* Exercise task
In the listing below, find every line with the string "complémentaire" and pull it out.
** Start Given information **
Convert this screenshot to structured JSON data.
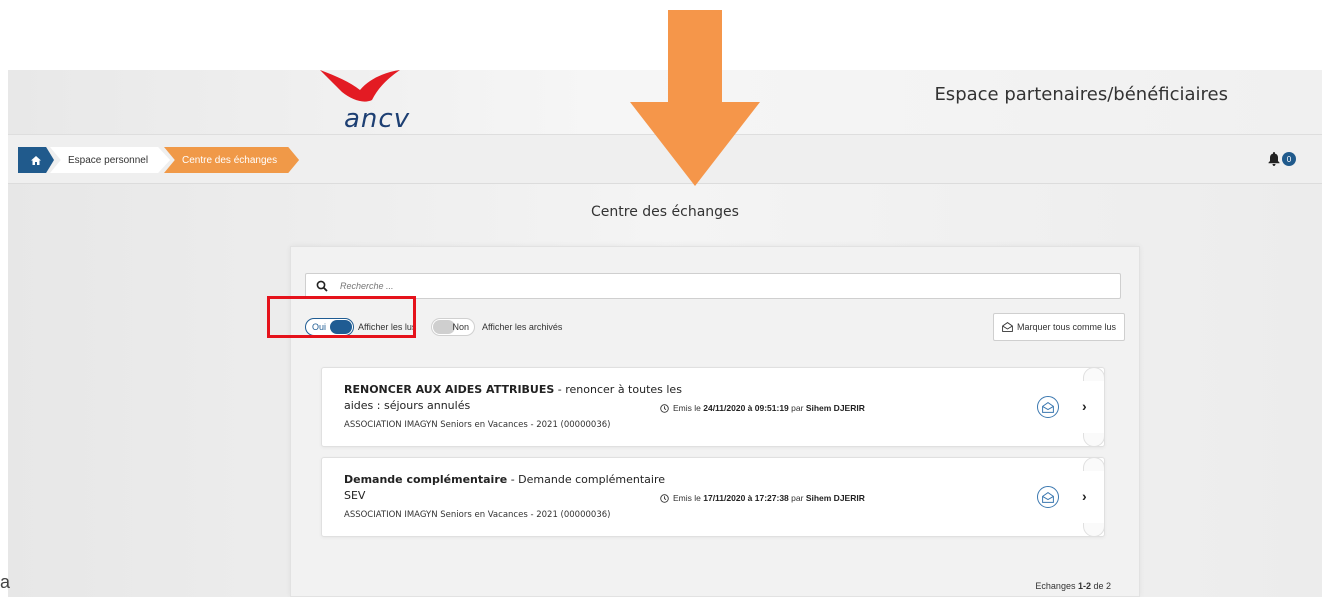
{
  "header": {
    "logo_text": "ancv",
    "title": "Espace partenaires/bénéficiaires"
  },
  "breadcrumb": {
    "home_icon": "home-icon",
    "items": [
      "Espace personnel",
      "Centre des échanges"
    ]
  },
  "notifications": {
    "count": "0"
  },
  "page_title": "Centre des échanges",
  "search": {
    "placeholder": "Recherche ..."
  },
  "filters": {
    "show_read": {
      "state": "Oui",
      "label": "Afficher les lus"
    },
    "show_archived": {
      "state": "Non",
      "label": "Afficher les archivés"
    }
  },
  "mark_all_read": {
    "label": "Marquer tous comme lus"
  },
  "exchanges": [
    {
      "subject": "RENONCER AUX AIDES ATTRIBUES",
      "summary": " - renoncer à toutes les aides : séjours annulés",
      "association": "ASSOCIATION IMAGYN Seniors en Vacances - 2021 (00000036)",
      "emitted_prefix": "Emis le ",
      "emitted_date": "24/11/2020 à 09:51:19",
      "by_prefix": " par ",
      "author": "Sihem DJERIR"
    },
    {
      "subject": "Demande complémentaire",
      "summary": " - Demande complémentaire SEV",
      "association": "ASSOCIATION IMAGYN Seniors en Vacances - 2021 (00000036)",
      "emitted_prefix": "Emis le ",
      "emitted_date": "17/11/2020 à 17:27:38",
      "by_prefix": " par ",
      "author": "Sihem DJERIR"
    }
  ],
  "pagination": {
    "prefix": "Echanges ",
    "range": "1-2",
    "suffix": " de 2"
  },
  "corner_text": "a",
  "colors": {
    "primary": "#205a8c",
    "accent": "#f09948",
    "annotation_arrow": "#f5964a",
    "annotation_box": "#e5121b",
    "logo_bird": "#e31b23"
  }
}
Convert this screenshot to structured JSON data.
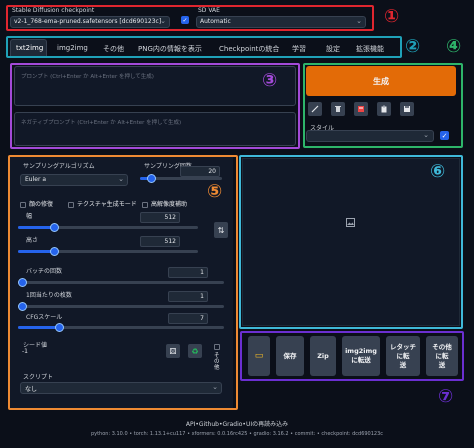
{
  "header": {
    "checkpoint_label": "Stable Diffusion checkpoint",
    "checkpoint_value": "v2-1_768-ema-pruned.safetensors [dcd690123c]",
    "vae_label": "SD VAE",
    "vae_value": "Automatic"
  },
  "tabs": [
    "txt2img",
    "img2img",
    "その他",
    "PNG内の情報を表示",
    "Checkpointの統合",
    "学習",
    "設定",
    "拡張機能"
  ],
  "prompt": {
    "positive_placeholder": "プロンプト (Ctrl+Enter か Alt+Enter を押して生成)",
    "negative_placeholder": "ネガティブプロンプト (Ctrl+Enter か Alt+Enter を押して生成)"
  },
  "generate": {
    "label": "生成",
    "style_label": "スタイル"
  },
  "settings": {
    "sampler_label": "サンプリングアルゴリズム",
    "sampler_value": "Euler a",
    "steps_label": "サンプリング回数",
    "steps_value": "20",
    "steps_fraction": 0.13,
    "restore_faces": "顔の修復",
    "tiling": "テクスチャ生成モード",
    "hires_fix": "高解像度補助",
    "width_label": "幅",
    "width_value": "512",
    "width_fraction": 0.2,
    "height_label": "高さ",
    "height_value": "512",
    "height_fraction": 0.2,
    "batch_count_label": "バッチの回数",
    "batch_count_value": "1",
    "batch_count_fraction": 0.0,
    "batch_size_label": "1回当たりの枚数",
    "batch_size_value": "1",
    "batch_size_fraction": 0.0,
    "cfg_label": "CFGスケール",
    "cfg_value": "7",
    "cfg_fraction": 0.2,
    "seed_label": "シード値",
    "seed_value": "-1",
    "extra_label": "その他",
    "script_label": "スクリプト",
    "script_value": "なし"
  },
  "actions": [
    "保存",
    "Zip",
    "img2img\nに転送",
    "レタッチ\nに転\n送",
    "その他\nに転\n送"
  ],
  "footer": {
    "links": "API•Github•Gradio•UIの再読み込み",
    "versions": "python: 3.10.0  •  torch: 1.13.1+cu117  •  xformers: 0.0.16rc425  •  gradio: 3.16.2  •  commit:  •  checkpoint: dcd690123c"
  },
  "annotations": [
    "①",
    "②",
    "③",
    "④",
    "⑤",
    "⑥",
    "⑦"
  ],
  "colors": {
    "red": "#e0262f",
    "teal": "#1fa1b8",
    "violet": "#a34ad8",
    "green": "#2eb56a",
    "orange": "#ee8a33",
    "sky": "#3fb8d8",
    "purple": "#6b2fd1",
    "generate_orange": "#e36b07",
    "accent_blue": "#2563eb"
  }
}
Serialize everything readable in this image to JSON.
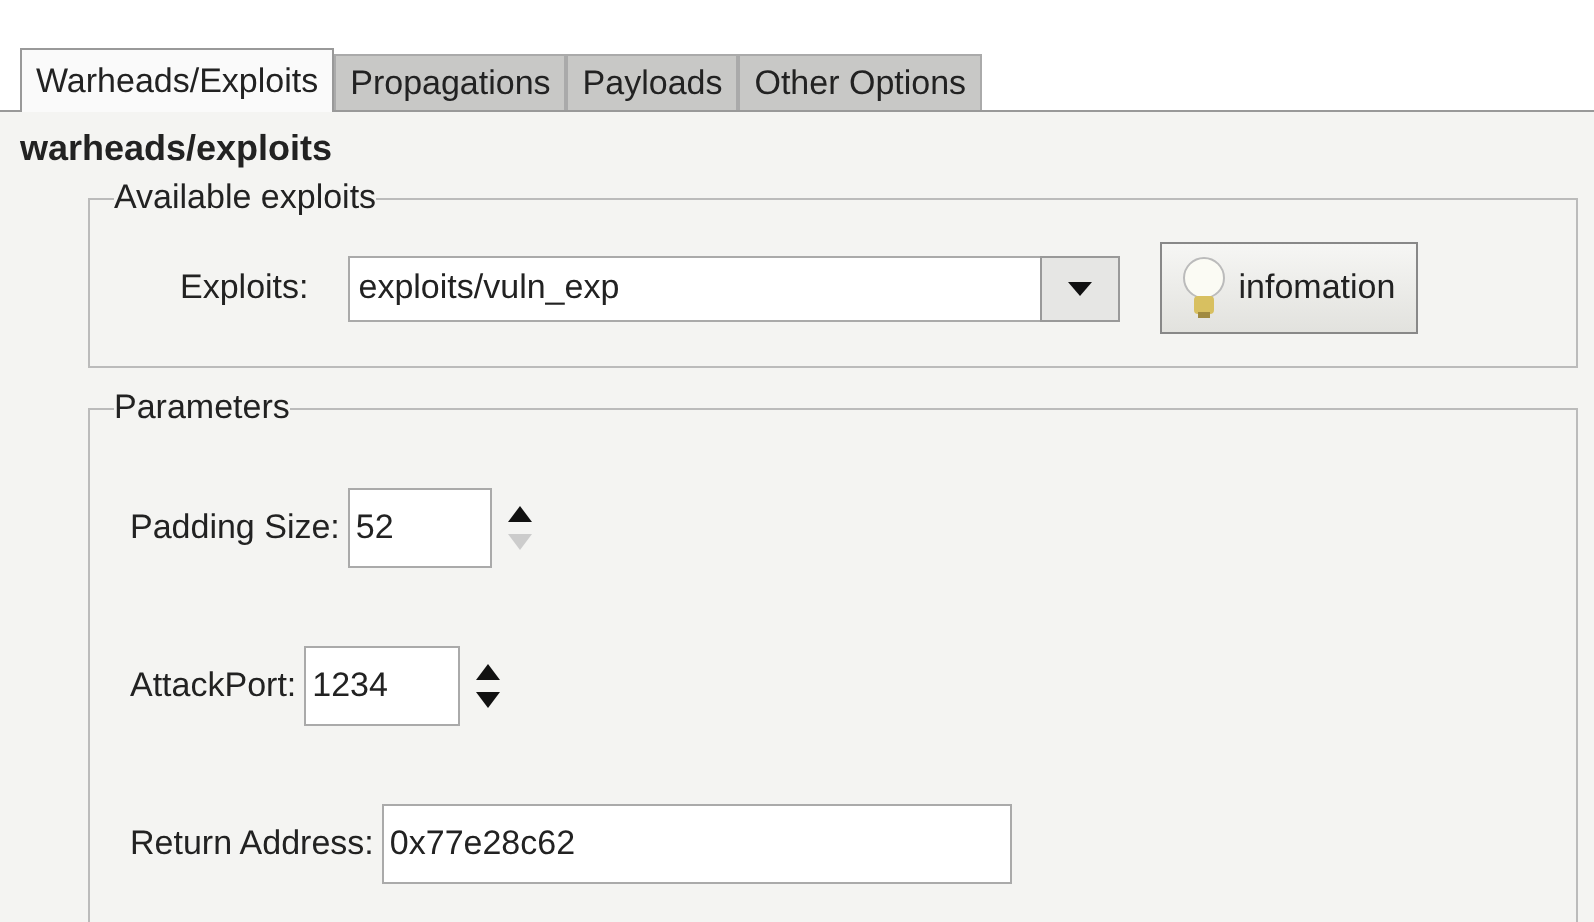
** End Given information **
* Problem solution
      "subject": "Demande complémentaire",
      "summary": " - Demande complémentaire SEV",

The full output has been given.